Task instructions: Copy every line that contains the string "LEADER" from the entries below.

Data for this task:
= = = =
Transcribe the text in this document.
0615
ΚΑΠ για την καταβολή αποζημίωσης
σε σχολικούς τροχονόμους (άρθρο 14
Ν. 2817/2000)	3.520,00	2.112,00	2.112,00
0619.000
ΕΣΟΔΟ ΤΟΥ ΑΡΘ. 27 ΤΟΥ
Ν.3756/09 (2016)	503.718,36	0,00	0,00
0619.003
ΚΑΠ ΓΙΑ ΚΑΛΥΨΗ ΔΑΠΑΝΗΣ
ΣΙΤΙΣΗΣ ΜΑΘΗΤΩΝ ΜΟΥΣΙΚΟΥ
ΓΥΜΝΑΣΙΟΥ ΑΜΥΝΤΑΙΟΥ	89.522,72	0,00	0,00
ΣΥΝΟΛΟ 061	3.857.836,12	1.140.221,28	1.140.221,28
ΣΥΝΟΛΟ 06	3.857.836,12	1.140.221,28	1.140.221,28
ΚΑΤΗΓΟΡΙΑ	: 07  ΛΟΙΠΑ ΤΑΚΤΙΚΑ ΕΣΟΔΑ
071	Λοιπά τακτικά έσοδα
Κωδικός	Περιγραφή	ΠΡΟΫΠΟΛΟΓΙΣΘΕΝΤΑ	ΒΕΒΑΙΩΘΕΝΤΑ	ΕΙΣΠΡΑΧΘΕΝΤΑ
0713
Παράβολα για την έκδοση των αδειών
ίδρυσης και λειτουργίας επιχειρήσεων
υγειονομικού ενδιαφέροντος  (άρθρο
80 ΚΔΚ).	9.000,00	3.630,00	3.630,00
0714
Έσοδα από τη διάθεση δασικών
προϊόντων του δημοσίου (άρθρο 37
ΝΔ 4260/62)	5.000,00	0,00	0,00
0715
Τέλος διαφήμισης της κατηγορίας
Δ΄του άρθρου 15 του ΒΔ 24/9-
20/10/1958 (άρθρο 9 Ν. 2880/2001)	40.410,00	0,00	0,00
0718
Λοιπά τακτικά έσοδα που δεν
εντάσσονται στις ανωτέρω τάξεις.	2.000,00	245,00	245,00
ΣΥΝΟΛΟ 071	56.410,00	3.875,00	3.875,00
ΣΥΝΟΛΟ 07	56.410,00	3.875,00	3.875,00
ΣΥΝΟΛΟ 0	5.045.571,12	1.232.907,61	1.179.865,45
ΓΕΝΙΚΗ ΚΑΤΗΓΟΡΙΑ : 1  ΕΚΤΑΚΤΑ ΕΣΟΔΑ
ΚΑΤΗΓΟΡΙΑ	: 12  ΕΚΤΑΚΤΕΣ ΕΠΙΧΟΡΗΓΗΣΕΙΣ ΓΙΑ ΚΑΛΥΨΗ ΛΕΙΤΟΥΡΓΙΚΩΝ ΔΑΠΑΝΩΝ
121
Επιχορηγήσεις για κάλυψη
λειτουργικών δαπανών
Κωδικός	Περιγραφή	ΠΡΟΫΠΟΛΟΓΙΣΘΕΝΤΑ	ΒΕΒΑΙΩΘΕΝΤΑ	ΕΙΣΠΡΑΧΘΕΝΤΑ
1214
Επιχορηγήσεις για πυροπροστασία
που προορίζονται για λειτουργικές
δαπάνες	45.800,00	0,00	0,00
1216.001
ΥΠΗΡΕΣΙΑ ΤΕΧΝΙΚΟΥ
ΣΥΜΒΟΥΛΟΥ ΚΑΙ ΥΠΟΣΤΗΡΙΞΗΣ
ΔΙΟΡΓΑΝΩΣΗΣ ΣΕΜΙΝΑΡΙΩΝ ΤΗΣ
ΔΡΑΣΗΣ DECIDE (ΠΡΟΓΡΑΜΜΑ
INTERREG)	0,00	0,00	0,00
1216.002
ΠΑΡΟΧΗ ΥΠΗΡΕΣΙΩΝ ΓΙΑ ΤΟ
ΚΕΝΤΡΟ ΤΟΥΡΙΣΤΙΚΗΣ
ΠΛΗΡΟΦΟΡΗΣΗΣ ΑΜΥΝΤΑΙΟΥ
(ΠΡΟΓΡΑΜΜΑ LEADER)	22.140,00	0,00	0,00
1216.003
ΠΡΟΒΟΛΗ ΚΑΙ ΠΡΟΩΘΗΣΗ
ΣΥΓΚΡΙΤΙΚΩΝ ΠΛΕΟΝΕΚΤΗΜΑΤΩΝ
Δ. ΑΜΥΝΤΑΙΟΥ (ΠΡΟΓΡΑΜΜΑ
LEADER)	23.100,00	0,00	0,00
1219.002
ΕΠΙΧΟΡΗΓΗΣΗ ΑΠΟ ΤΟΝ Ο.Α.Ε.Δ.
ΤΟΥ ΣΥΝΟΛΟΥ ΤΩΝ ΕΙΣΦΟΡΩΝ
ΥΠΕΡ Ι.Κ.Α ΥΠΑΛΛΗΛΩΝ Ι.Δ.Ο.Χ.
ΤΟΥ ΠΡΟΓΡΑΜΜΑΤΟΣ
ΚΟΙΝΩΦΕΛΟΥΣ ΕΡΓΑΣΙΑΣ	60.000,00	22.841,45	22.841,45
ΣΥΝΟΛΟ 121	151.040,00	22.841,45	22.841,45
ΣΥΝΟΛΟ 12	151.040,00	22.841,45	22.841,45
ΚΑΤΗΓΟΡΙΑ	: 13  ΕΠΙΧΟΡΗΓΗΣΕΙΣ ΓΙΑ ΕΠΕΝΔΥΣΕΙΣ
= = = =
Answer in full:
(ΠΡΟΓΡΑΜΜΑ LEADER)	22.140,00	0,00	0,00
LEADER)	23.100,00	0,00	0,00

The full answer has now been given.